--- Your task ---
Return a copy of every line in the records that includes the word "พชำนาญการ".

--- The data ---
|---|
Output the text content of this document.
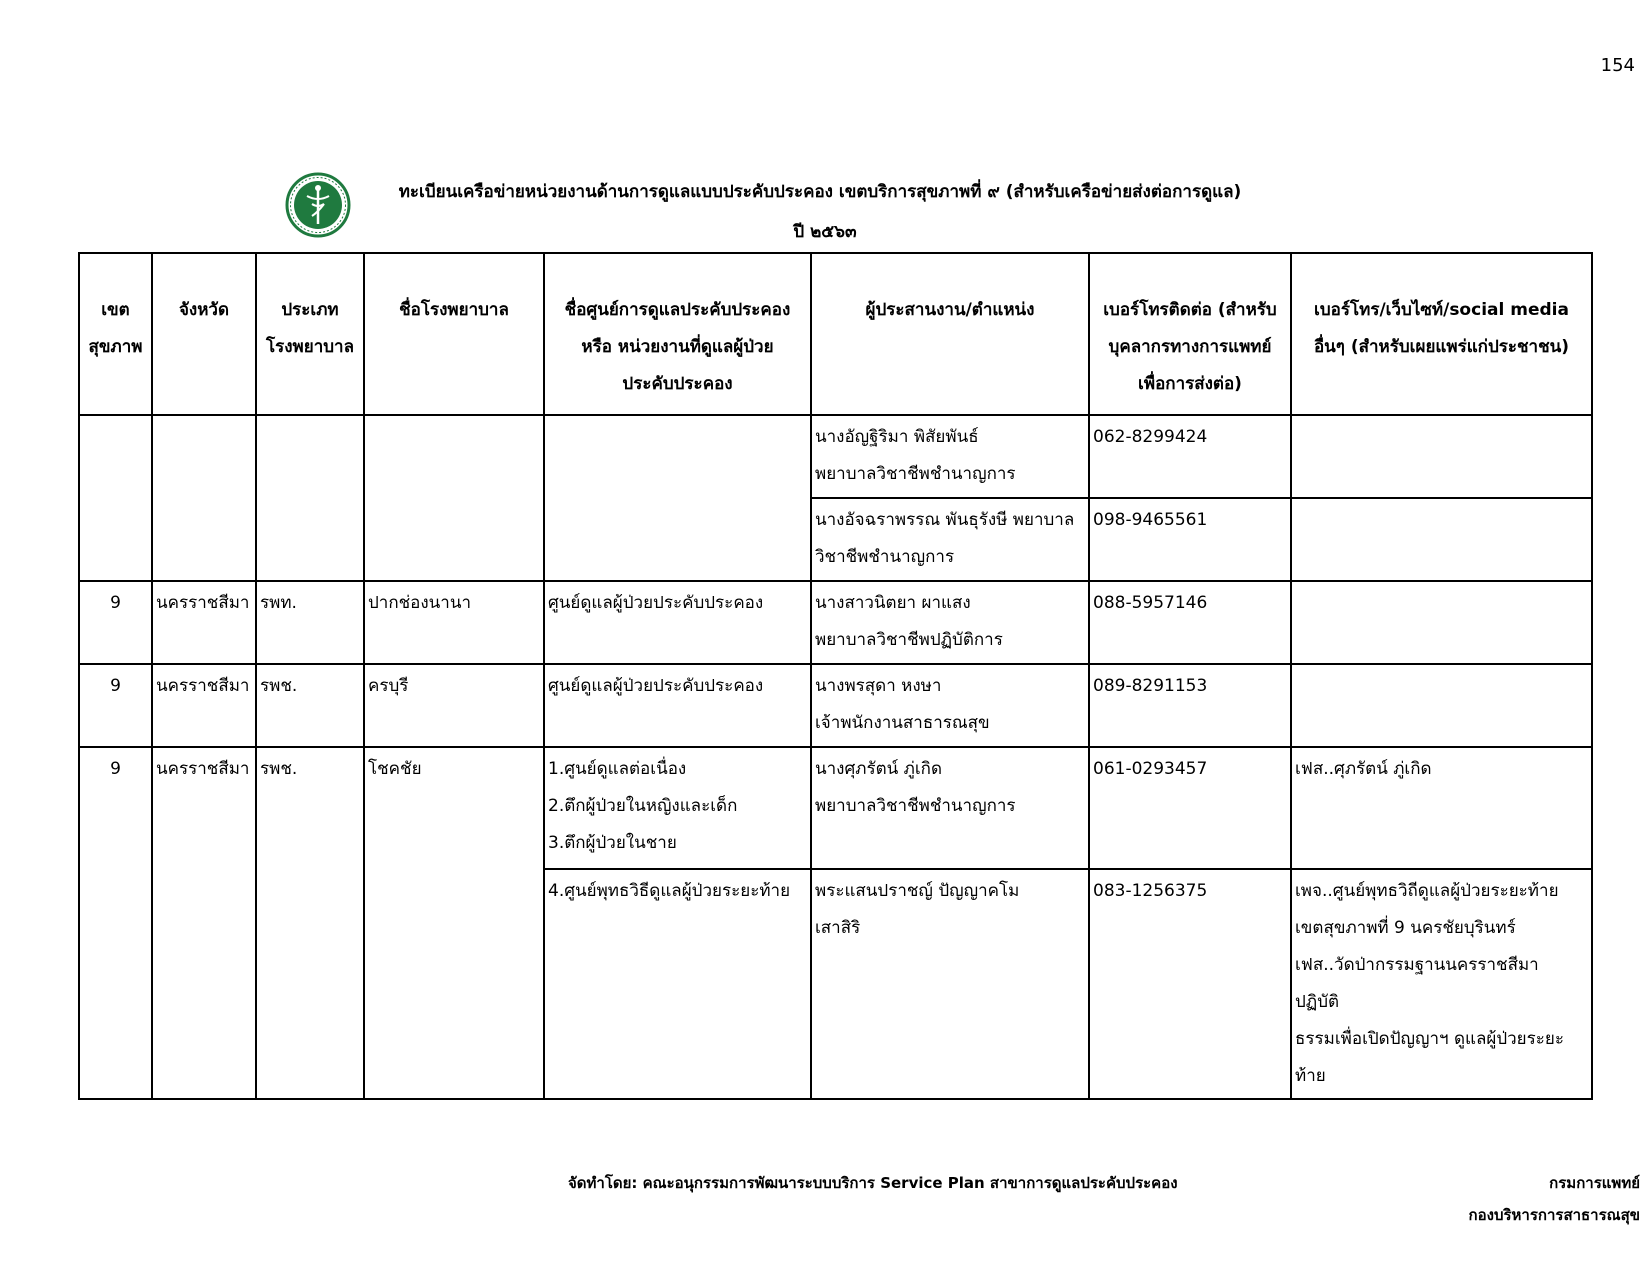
154
ทะเบียนเครือข่ายหน่วยงานด้านการดูแลแบบประคับประคอง เขตบริการสุขภาพที่ ๙ (สำหรับเครือข่ายส่งต่อการดูแล)
ปี ๒๕๖๓
เขต
สุขภาพ	จังหวัด	ประเภท
โรงพยาบาล	ชื่อโรงพยาบาล	ชื่อศูนย์การดูแลประคับประคอง
หรือ หน่วยงานที่ดูแลผู้ป่วย
ประคับประคอง	ผู้ประสานงาน/ตำแหน่ง	เบอร์โทรติดต่อ (สำหรับ
บุคลากรทางการแพทย์
เพื่อการส่งต่อ)	เบอร์โทร/เว็บไซท์/social media
อื่นๆ (สำหรับเผยแพร่แก่ประชาชน)

					นางอัญฐิริมา พิสัยพันธ์
พยาบาลวิชาชีพชำนาญการ	062-8299424	

					นางอัจฉราพรรณ พันธุรังษี พยาบาล
วิชาชีพชำนาญการ	098-9465561	
9	นครราชสีมา	รพท.	ปากช่องนานา	ศูนย์ดูแลผู้ป่วยประคับประคอง	นางสาวนิตยา ผาแสง
พยาบาลวิชาชีพปฏิบัติการ	088-5957146	
9	นครราชสีมา	รพช.	ครบุรี	ศูนย์ดูแลผู้ป่วยประคับประคอง	นางพรสุดา หงษา
เจ้าพนักงานสาธารณสุข	089-8291153	
9	นครราชสีมา	รพช.	โชคชัย	1.ศูนย์ดูแลต่อเนื่อง
2.ตึกผู้ป่วยในหญิงและเด็ก
3.ตึกผู้ป่วยในชาย	นางศุภรัตน์ ภู่เกิด
พยาบาลวิชาชีพชำนาญการ	061-0293457	เฟส..ศุภรัตน์ ภู่เกิด

				4.ศูนย์พุทธวิธีดูแลผู้ป่วยระยะท้าย	พระแสนปราชญ์ ปัญญาคโม
เสาสิริ	083-1256375	เพจ..ศูนย์พุทธวิถีดูแลผู้ป่วยระยะท้าย
เขตสุขภาพที่ 9 นครชัยบุรินทร์
เฟส..วัดป่ากรรมฐานนครราชสีมา ปฏิบัติ
ธรรมเพื่อเปิดปัญญาฯ ดูแลผู้ป่วยระยะ
ท้าย
จัดทำโดย: คณะอนุกรรมการพัฒนาระบบบริการ Service Plan สาขาการดูแลประคับประคอง	กรมการแพทย์
กองบริหารการสาธารณสุข
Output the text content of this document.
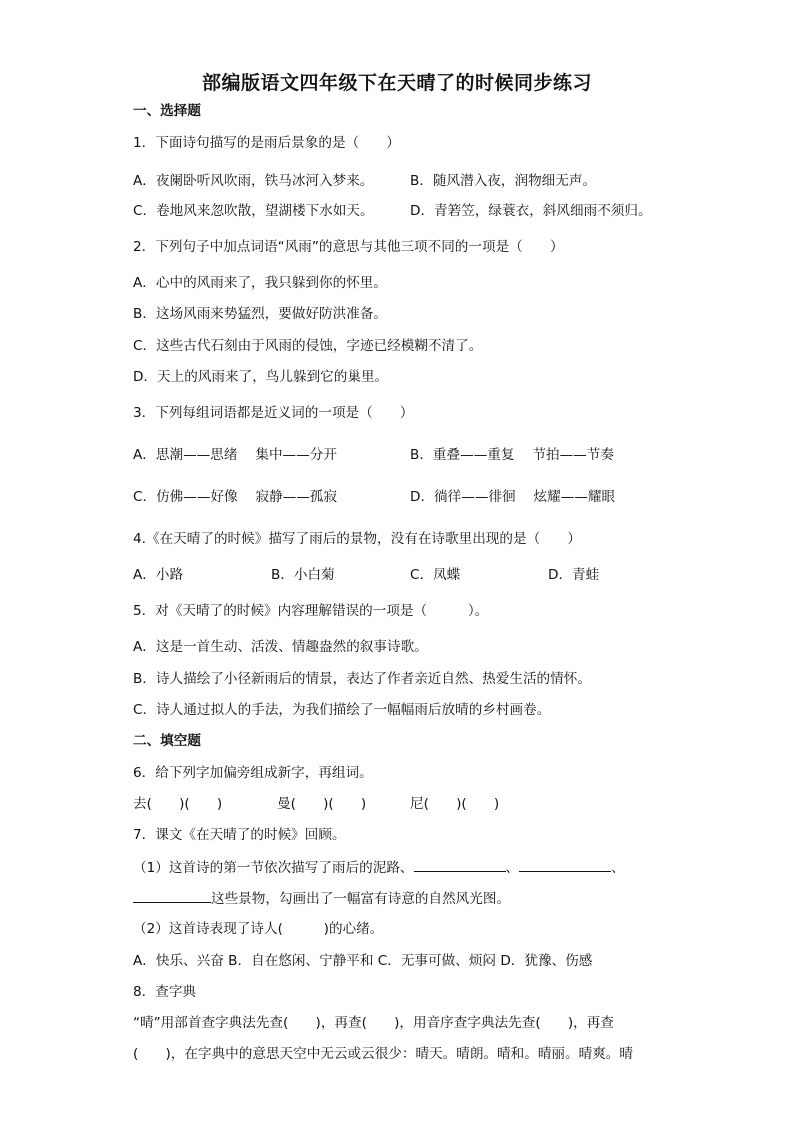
部编版语文四年级下在天晴了的时候同步练习
一、选择题
1．下面诗句描写的是雨后景象的是（　　）
A．夜阑卧听风吹雨，铁马冰河入梦来。	B．随风潜入夜，润物细无声。
C．卷地风来忽吹散，望湖楼下水如天。	D．青箬笠，绿蓑衣，斜风细雨不须归。
2．下列句子中加点词语“风雨”的意思与其他三项不同的一项是（　　）
A．心中的风雨来了，我只躲到你的怀里。
B．这场风雨来势猛烈，要做好防洪准备。
C．这些古代石刻由于风雨的侵蚀，字迹已经模糊不清了。
D．天上的风雨来了，鸟儿躲到它的巢里。
3．下列每组词语都是近义词的一项是（　　）
A．思潮——思绪　 集中——分开	B．重叠——重复　 节拍——节奏
C．仿佛——好像　 寂静——孤寂	D．徜徉——徘徊　 炫耀——耀眼
4.《在天晴了的时候》描写了雨后的景物，没有在诗歌里出现的是（　　）
A．小路	B．小白菊	C．凤蝶	D．青蛙
5．对《天晴了的时候》内容理解错误的一项是（　　　）。
A．这是一首生动、活泼、情趣盎然的叙事诗歌。
B．诗人描绘了小径新雨后的情景，表达了作者亲近自然、热爱生活的情怀。
C．诗人通过拟人的手法，为我们描绘了一幅幅雨后放晴的乡村画卷。
二、填空题
6．给下列字加偏旁组成新字，再组词。
去(　　)(　　)	曼(　　)(　　)	尼(　　)(　　)
7．课文《在天晴了的时候》回顾。
（1）这首诗的第一节依次描写了雨后的泥路、	、	、
这些景物，勾画出了一幅富有诗意的自然风光图。
（2）这首诗表现了诗人(　　　)的心绪。
A．快乐、兴奋 B．自在悠闲、宁静平和 C．无事可做、烦闷 D．犹豫、伤感
8．查字典
“晴”用部首查字典法先查(　　)，再查(　　)，用音序查字典法先查(　　)，再查
(　　)，在字典中的意思天空中无云或云很少：晴天。晴朗。晴和。晴丽。晴爽。晴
|---|
--- Expected answer ---
พยาบาลวิชาชีพชำนาญการ	062-8299424	
วิชาชีพชำนาญการ	098-9465561	
พยาบาลวิชาชีพชำนาญการ	061-0293457	เฟส..ศุภรัตน์ ภู่เกิด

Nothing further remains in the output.